— Begin MATERIAL SUPPLIED —

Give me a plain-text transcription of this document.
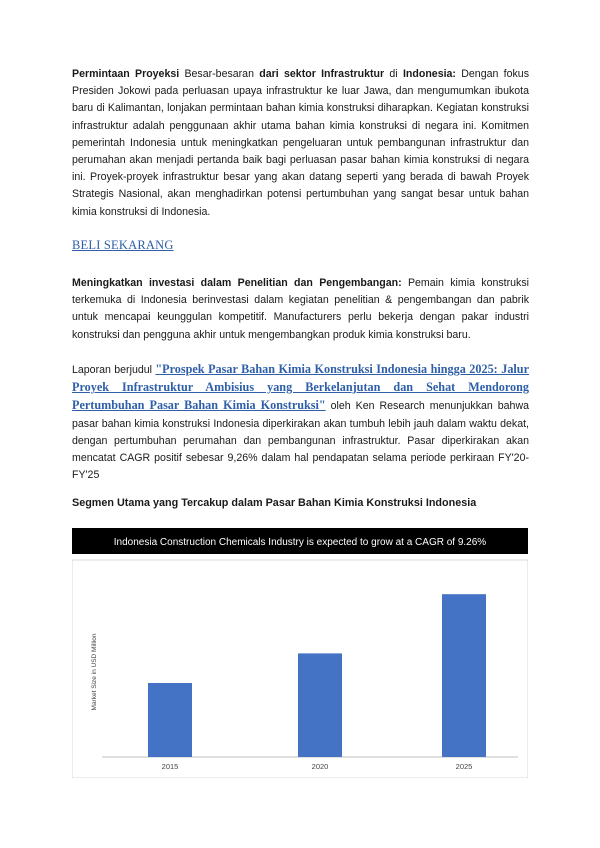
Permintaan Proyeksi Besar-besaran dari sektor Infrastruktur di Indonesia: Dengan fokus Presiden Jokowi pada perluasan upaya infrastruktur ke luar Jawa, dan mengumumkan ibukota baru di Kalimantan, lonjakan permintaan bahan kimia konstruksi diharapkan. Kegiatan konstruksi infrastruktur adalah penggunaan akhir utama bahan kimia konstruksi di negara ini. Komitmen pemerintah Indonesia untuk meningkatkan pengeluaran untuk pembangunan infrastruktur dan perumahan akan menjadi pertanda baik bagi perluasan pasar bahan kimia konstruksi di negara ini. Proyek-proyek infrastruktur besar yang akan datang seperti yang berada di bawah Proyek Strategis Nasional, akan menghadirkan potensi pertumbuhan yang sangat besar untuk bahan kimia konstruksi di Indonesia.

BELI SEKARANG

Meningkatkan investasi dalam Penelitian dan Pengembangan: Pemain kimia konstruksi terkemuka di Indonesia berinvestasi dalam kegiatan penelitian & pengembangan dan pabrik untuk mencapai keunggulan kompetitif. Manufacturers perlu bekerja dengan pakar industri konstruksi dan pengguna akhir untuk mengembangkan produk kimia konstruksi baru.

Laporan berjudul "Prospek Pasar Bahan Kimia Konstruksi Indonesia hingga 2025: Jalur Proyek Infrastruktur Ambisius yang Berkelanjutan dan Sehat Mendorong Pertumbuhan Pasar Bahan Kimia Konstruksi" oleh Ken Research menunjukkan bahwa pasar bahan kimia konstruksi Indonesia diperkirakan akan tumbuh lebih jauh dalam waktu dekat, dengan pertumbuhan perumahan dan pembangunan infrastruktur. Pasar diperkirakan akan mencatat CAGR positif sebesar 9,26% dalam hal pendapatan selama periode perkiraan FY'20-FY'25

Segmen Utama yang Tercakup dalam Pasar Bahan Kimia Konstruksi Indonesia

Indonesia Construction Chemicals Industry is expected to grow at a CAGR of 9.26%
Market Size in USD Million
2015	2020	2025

— End MATERIAL SUPPLIED —
— Begin MATERIAL SUPPLIED —

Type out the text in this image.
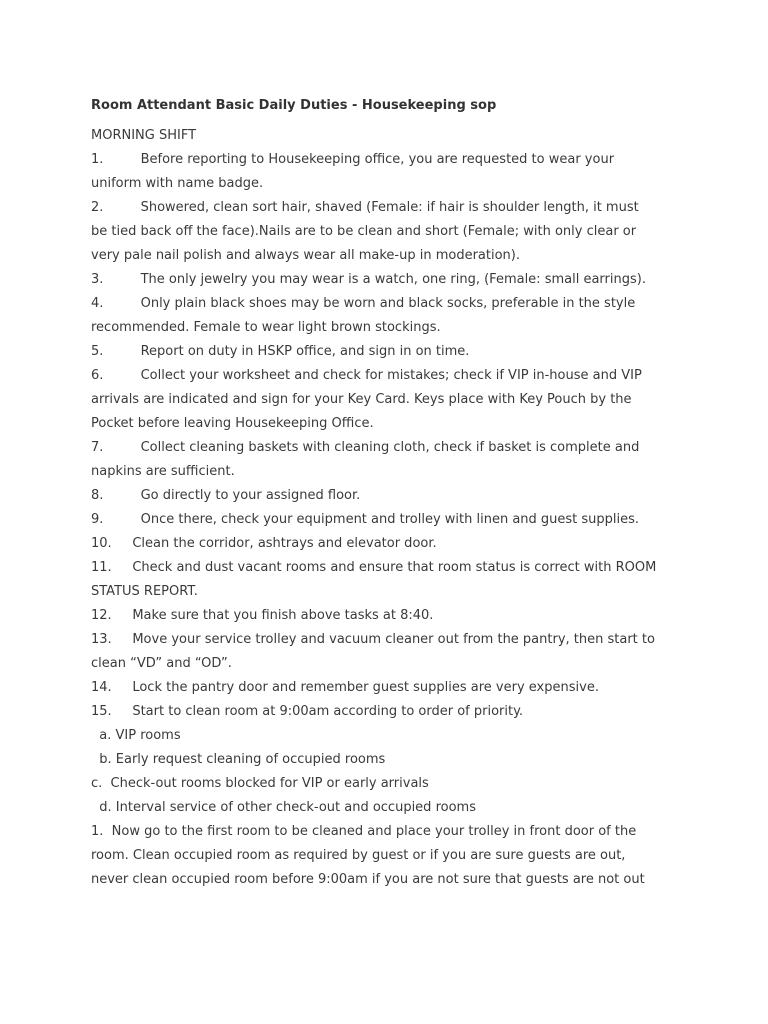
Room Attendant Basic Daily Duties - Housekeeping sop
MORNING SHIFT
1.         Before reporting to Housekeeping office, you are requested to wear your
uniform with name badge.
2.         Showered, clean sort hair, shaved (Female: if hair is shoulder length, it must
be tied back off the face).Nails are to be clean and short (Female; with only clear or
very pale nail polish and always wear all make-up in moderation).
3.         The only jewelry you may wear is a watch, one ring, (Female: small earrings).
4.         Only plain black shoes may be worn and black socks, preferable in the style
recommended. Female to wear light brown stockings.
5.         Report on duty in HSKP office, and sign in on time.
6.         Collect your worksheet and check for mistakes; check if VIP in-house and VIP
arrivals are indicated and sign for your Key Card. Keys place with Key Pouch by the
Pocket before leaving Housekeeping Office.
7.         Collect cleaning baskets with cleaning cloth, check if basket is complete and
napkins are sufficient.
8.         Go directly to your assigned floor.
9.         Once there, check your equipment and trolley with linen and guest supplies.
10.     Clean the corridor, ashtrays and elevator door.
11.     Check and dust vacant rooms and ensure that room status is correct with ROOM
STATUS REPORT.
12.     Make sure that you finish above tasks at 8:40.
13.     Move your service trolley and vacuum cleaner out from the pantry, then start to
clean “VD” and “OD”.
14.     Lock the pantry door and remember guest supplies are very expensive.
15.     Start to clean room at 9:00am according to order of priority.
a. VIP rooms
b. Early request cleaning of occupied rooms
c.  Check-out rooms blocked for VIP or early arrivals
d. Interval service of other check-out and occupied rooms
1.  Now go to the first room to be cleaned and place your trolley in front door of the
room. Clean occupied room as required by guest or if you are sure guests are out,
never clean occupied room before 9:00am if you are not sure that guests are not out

— End MATERIAL SUPPLIED —

Copy each line of the entries that includes the word "CAGR".

Laporan berjudul "Prospek Pasar Bahan Kimia Konstruksi Indonesia hingga 2025: Jalur Proyek Infrastruktur Ambisius yang Berkelanjutan dan Sehat Mendorong Pertumbuhan Pasar Bahan Kimia Konstruksi" oleh Ken Research menunjukkan bahwa pasar bahan kimia konstruksi Indonesia diperkirakan akan tumbuh lebih jauh dalam waktu dekat, dengan pertumbuhan perumahan dan pembangunan infrastruktur. Pasar diperkirakan akan mencatat CAGR positif sebesar 9,26% dalam hal pendapatan selama periode perkiraan FY'20-FY'25
Indonesia Construction Chemicals Industry is expected to grow at a CAGR of 9.26%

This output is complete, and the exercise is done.